─── INPUT DATA

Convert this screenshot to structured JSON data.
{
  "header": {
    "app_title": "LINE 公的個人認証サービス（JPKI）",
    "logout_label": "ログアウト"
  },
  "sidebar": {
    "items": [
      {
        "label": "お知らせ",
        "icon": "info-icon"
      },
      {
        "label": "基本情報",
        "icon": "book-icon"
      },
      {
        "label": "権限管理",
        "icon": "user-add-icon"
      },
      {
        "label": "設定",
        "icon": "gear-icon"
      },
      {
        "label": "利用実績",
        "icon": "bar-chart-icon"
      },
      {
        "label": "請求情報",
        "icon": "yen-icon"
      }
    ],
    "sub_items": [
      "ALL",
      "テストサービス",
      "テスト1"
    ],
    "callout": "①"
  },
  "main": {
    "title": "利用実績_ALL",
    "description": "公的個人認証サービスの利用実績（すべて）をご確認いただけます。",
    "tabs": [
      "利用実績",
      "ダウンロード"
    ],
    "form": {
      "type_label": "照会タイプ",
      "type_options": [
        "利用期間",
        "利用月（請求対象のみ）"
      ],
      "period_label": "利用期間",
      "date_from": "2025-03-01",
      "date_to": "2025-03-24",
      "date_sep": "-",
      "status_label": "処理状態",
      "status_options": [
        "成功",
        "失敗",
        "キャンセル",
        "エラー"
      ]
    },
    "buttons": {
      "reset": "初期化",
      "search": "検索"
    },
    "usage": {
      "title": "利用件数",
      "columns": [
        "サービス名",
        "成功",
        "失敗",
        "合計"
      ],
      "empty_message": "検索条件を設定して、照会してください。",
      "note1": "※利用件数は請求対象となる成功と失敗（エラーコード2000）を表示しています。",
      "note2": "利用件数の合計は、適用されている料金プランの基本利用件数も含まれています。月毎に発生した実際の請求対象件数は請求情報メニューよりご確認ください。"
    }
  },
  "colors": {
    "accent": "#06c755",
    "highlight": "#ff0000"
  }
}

──────

__WORK INSTRUCTIONS__: Print every record exactly as it was given.

__EXERCISE RESULT__:
Convert this screenshot to structured JSON data.
{
  "header": {
    "app_title": "LINE 公的個人認証サービス（JPKI）",
    "logout_label": "ログアウト"
  },
  "sidebar": {
    "items": [
      {
        "label": "お知らせ",
        "icon": "info-icon"
      },
      {
        "label": "基本情報",
        "icon": "book-icon"
      },
      {
        "label": "権限管理",
        "icon": "user-add-icon"
      },
      {
        "label": "設定",
        "icon": "gear-icon"
      },
      {
        "label": "利用実績",
        "icon": "bar-chart-icon"
      },
      {
        "label": "請求情報",
        "icon": "yen-icon"
      }
    ],
    "sub_items": [
      "ALL",
      "テストサービス",
      "テスト1"
    ],
    "callout": "①"
  },
  "main": {
    "title": "利用実績_ALL",
    "description": "公的個人認証サービスの利用実績（すべて）をご確認いただけます。",
    "tabs": [
      "利用実績",
      "ダウンロード"
    ],
    "form": {
      "type_label": "照会タイプ",
      "type_options": [
        "利用期間",
        "利用月（請求対象のみ）"
      ],
      "period_label": "利用期間",
      "date_from": "2025-03-01",
      "date_to": "2025-03-24",
      "date_sep": "-",
      "status_label": "処理状態",
      "status_options": [
        "成功",
        "失敗",
        "キャンセル",
        "エラー"
      ]
    },
    "buttons": {
      "reset": "初期化",
      "search": "検索"
    },
    "usage": {
      "title": "利用件数",
      "columns": [
        "サービス名",
        "成功",
        "失敗",
        "合計"
      ],
      "empty_message": "検索条件を設定して、照会してください。",
      "note1": "※利用件数は請求対象となる成功と失敗（エラーコード2000）を表示しています。",
      "note2": "利用件数の合計は、適用されている料金プランの基本利用件数も含まれています。月毎に発生した実際の請求対象件数は請求情報メニューよりご確認ください。"
    }
  },
  "colors": {
    "accent": "#06c755",
    "highlight": "#ff0000"
  }
}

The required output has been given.